TASK STATEMENT »
Please print every record below exactly as it appears.

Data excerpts
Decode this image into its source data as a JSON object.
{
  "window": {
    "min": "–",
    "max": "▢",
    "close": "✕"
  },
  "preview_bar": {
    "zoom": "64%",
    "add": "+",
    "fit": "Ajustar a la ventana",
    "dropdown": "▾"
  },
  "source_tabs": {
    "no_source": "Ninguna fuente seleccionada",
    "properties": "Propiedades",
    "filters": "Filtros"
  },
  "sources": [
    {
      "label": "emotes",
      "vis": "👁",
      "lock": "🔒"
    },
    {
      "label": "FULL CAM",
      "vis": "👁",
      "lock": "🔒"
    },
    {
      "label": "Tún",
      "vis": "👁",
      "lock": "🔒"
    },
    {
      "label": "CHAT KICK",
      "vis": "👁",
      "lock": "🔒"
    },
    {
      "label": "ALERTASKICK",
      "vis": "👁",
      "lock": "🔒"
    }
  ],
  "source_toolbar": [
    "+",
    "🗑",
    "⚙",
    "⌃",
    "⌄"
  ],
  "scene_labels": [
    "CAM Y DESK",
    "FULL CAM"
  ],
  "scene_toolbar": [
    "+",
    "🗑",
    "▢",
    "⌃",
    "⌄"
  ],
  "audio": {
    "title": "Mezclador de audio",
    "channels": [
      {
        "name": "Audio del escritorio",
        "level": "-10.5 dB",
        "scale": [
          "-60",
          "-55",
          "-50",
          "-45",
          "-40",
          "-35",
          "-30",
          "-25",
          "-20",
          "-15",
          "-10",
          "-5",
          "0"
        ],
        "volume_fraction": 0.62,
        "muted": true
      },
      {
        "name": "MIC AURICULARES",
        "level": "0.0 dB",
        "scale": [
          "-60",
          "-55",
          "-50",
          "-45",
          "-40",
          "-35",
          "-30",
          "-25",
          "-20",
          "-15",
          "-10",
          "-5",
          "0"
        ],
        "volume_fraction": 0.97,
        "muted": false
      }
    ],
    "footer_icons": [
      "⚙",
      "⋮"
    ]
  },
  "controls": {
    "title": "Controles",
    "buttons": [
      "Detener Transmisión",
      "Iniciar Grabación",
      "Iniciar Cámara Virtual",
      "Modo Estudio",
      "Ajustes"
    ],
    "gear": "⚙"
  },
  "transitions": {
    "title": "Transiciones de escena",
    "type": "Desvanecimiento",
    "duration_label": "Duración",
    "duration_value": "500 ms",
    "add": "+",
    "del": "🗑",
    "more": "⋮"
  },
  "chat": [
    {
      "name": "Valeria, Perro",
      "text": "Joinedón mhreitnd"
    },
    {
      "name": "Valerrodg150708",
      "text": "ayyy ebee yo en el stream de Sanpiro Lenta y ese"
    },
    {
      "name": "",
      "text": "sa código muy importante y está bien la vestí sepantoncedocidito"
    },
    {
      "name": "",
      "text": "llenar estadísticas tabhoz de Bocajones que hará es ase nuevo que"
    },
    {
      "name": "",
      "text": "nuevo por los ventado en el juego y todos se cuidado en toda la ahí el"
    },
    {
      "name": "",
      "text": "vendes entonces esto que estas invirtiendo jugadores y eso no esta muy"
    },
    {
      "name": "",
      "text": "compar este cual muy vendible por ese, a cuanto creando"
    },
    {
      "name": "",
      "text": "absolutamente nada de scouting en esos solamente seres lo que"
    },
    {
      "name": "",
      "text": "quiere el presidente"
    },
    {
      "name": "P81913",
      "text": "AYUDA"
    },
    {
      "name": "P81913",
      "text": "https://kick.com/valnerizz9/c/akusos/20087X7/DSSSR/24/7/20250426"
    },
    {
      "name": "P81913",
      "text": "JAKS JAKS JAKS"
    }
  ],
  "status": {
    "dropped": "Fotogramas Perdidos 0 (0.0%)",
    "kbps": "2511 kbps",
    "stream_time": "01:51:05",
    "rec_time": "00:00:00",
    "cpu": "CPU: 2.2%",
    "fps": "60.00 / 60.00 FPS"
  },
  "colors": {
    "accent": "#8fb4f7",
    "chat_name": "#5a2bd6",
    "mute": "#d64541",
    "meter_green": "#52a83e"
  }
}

RESULT OF THE EXERCISE »
Decode this image into its source data as a JSON object.
{
  "window": {
    "min": "–",
    "max": "▢",
    "close": "✕"
  },
  "preview_bar": {
    "zoom": "64%",
    "add": "+",
    "fit": "Ajustar a la ventana",
    "dropdown": "▾"
  },
  "source_tabs": {
    "no_source": "Ninguna fuente seleccionada",
    "properties": "Propiedades",
    "filters": "Filtros"
  },
  "sources": [
    {
      "label": "emotes",
      "vis": "👁",
      "lock": "🔒"
    },
    {
      "label": "FULL CAM",
      "vis": "👁",
      "lock": "🔒"
    },
    {
      "label": "Tún",
      "vis": "👁",
      "lock": "🔒"
    },
    {
      "label": "CHAT KICK",
      "vis": "👁",
      "lock": "🔒"
    },
    {
      "label": "ALERTASKICK",
      "vis": "👁",
      "lock": "🔒"
    }
  ],
  "source_toolbar": [
    "+",
    "🗑",
    "⚙",
    "⌃",
    "⌄"
  ],
  "scene_labels": [
    "CAM Y DESK",
    "FULL CAM"
  ],
  "scene_toolbar": [
    "+",
    "🗑",
    "▢",
    "⌃",
    "⌄"
  ],
  "audio": {
    "title": "Mezclador de audio",
    "channels": [
      {
        "name": "Audio del escritorio",
        "level": "-10.5 dB",
        "scale": [
          "-60",
          "-55",
          "-50",
          "-45",
          "-40",
          "-35",
          "-30",
          "-25",
          "-20",
          "-15",
          "-10",
          "-5",
          "0"
        ],
        "volume_fraction": 0.62,
        "muted": true
      },
      {
        "name": "MIC AURICULARES",
        "level": "0.0 dB",
        "scale": [
          "-60",
          "-55",
          "-50",
          "-45",
          "-40",
          "-35",
          "-30",
          "-25",
          "-20",
          "-15",
          "-10",
          "-5",
          "0"
        ],
        "volume_fraction": 0.97,
        "muted": false
      }
    ],
    "footer_icons": [
      "⚙",
      "⋮"
    ]
  },
  "controls": {
    "title": "Controles",
    "buttons": [
      "Detener Transmisión",
      "Iniciar Grabación",
      "Iniciar Cámara Virtual",
      "Modo Estudio",
      "Ajustes"
    ],
    "gear": "⚙"
  },
  "transitions": {
    "title": "Transiciones de escena",
    "type": "Desvanecimiento",
    "duration_label": "Duración",
    "duration_value": "500 ms",
    "add": "+",
    "del": "🗑",
    "more": "⋮"
  },
  "chat": [
    {
      "name": "Valeria, Perro",
      "text": "Joinedón mhreitnd"
    },
    {
      "name": "Valerrodg150708",
      "text": "ayyy ebee yo en el stream de Sanpiro Lenta y ese"
    },
    {
      "name": "",
      "text": "sa código muy importante y está bien la vestí sepantoncedocidito"
    },
    {
      "name": "",
      "text": "llenar estadísticas tabhoz de Bocajones que hará es ase nuevo que"
    },
    {
      "name": "",
      "text": "nuevo por los ventado en el juego y todos se cuidado en toda la ahí el"
    },
    {
      "name": "",
      "text": "vendes entonces esto que estas invirtiendo jugadores y eso no esta muy"
    },
    {
      "name": "",
      "text": "compar este cual muy vendible por ese, a cuanto creando"
    },
    {
      "name": "",
      "text": "absolutamente nada de scouting en esos solamente seres lo que"
    },
    {
      "name": "",
      "text": "quiere el presidente"
    },
    {
      "name": "P81913",
      "text": "AYUDA"
    },
    {
      "name": "P81913",
      "text": "https://kick.com/valnerizz9/c/akusos/20087X7/DSSSR/24/7/20250426"
    },
    {
      "name": "P81913",
      "text": "JAKS JAKS JAKS"
    }
  ],
  "status": {
    "dropped": "Fotogramas Perdidos 0 (0.0%)",
    "kbps": "2511 kbps",
    "stream_time": "01:51:05",
    "rec_time": "00:00:00",
    "cpu": "CPU: 2.2%",
    "fps": "60.00 / 60.00 FPS"
  },
  "colors": {
    "accent": "#8fb4f7",
    "chat_name": "#5a2bd6",
    "mute": "#d64541",
    "meter_green": "#52a83e"
  }
}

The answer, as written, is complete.